**Set exercise**
Restate the entries word for word, omitting nothing.

**The records**
┄┄┄┄┄┄┄┄┄┄
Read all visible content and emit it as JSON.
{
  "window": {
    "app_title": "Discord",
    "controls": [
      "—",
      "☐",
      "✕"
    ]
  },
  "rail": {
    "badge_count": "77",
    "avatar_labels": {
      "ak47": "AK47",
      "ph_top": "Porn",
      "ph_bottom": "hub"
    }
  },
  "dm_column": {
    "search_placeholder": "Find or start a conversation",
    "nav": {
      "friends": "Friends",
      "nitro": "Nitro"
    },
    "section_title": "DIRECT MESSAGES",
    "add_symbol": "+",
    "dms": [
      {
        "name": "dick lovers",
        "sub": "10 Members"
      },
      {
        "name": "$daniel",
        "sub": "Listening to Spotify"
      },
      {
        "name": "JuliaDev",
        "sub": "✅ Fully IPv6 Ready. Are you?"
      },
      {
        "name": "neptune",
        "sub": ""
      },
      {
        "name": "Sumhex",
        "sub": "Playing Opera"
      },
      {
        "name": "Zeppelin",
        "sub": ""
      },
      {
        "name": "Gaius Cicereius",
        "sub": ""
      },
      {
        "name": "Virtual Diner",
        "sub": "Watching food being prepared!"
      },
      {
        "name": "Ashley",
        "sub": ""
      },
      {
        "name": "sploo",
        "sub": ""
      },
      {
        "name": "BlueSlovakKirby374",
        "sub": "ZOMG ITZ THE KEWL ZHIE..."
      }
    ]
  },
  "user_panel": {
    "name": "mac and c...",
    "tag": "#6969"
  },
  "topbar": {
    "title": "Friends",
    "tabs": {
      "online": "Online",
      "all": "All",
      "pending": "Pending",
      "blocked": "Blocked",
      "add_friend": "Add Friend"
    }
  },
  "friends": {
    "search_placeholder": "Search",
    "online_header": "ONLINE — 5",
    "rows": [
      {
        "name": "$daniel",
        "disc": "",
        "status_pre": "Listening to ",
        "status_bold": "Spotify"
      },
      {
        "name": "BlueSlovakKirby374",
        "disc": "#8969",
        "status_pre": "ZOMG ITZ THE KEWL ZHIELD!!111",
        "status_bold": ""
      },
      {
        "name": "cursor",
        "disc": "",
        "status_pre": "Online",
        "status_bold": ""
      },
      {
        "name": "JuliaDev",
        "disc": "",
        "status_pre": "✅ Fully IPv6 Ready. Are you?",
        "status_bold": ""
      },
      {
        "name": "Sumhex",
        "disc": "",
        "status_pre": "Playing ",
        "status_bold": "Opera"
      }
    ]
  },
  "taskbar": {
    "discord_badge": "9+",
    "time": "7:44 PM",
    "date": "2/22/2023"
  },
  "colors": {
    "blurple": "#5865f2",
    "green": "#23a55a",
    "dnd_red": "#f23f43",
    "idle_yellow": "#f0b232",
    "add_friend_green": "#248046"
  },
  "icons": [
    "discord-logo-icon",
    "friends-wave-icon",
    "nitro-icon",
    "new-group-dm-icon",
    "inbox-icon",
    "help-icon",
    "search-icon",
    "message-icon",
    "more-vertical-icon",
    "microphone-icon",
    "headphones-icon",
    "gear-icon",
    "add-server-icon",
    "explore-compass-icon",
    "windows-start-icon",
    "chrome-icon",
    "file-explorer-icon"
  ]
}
┄┄┄┄┄┄┄┄┄┄
**Output for this exercise**
Read all visible content and emit it as JSON.
{
  "window": {
    "app_title": "Discord",
    "controls": [
      "—",
      "☐",
      "✕"
    ]
  },
  "rail": {
    "badge_count": "77",
    "avatar_labels": {
      "ak47": "AK47",
      "ph_top": "Porn",
      "ph_bottom": "hub"
    }
  },
  "dm_column": {
    "search_placeholder": "Find or start a conversation",
    "nav": {
      "friends": "Friends",
      "nitro": "Nitro"
    },
    "section_title": "DIRECT MESSAGES",
    "add_symbol": "+",
    "dms": [
      {
        "name": "dick lovers",
        "sub": "10 Members"
      },
      {
        "name": "$daniel",
        "sub": "Listening to Spotify"
      },
      {
        "name": "JuliaDev",
        "sub": "✅ Fully IPv6 Ready. Are you?"
      },
      {
        "name": "neptune",
        "sub": ""
      },
      {
        "name": "Sumhex",
        "sub": "Playing Opera"
      },
      {
        "name": "Zeppelin",
        "sub": ""
      },
      {
        "name": "Gaius Cicereius",
        "sub": ""
      },
      {
        "name": "Virtual Diner",
        "sub": "Watching food being prepared!"
      },
      {
        "name": "Ashley",
        "sub": ""
      },
      {
        "name": "sploo",
        "sub": ""
      },
      {
        "name": "BlueSlovakKirby374",
        "sub": "ZOMG ITZ THE KEWL ZHIE..."
      }
    ]
  },
  "user_panel": {
    "name": "mac and c...",
    "tag": "#6969"
  },
  "topbar": {
    "title": "Friends",
    "tabs": {
      "online": "Online",
      "all": "All",
      "pending": "Pending",
      "blocked": "Blocked",
      "add_friend": "Add Friend"
    }
  },
  "friends": {
    "search_placeholder": "Search",
    "online_header": "ONLINE — 5",
    "rows": [
      {
        "name": "$daniel",
        "disc": "",
        "status_pre": "Listening to ",
        "status_bold": "Spotify"
      },
      {
        "name": "BlueSlovakKirby374",
        "disc": "#8969",
        "status_pre": "ZOMG ITZ THE KEWL ZHIELD!!111",
        "status_bold": ""
      },
      {
        "name": "cursor",
        "disc": "",
        "status_pre": "Online",
        "status_bold": ""
      },
      {
        "name": "JuliaDev",
        "disc": "",
        "status_pre": "✅ Fully IPv6 Ready. Are you?",
        "status_bold": ""
      },
      {
        "name": "Sumhex",
        "disc": "",
        "status_pre": "Playing ",
        "status_bold": "Opera"
      }
    ]
  },
  "taskbar": {
    "discord_badge": "9+",
    "time": "7:44 PM",
    "date": "2/22/2023"
  },
  "colors": {
    "blurple": "#5865f2",
    "green": "#23a55a",
    "dnd_red": "#f23f43",
    "idle_yellow": "#f0b232",
    "add_friend_green": "#248046"
  },
  "icons": [
    "discord-logo-icon",
    "friends-wave-icon",
    "nitro-icon",
    "new-group-dm-icon",
    "inbox-icon",
    "help-icon",
    "search-icon",
    "message-icon",
    "more-vertical-icon",
    "microphone-icon",
    "headphones-icon",
    "gear-icon",
    "add-server-icon",
    "explore-compass-icon",
    "windows-start-icon",
    "chrome-icon",
    "file-explorer-icon"
  ]
}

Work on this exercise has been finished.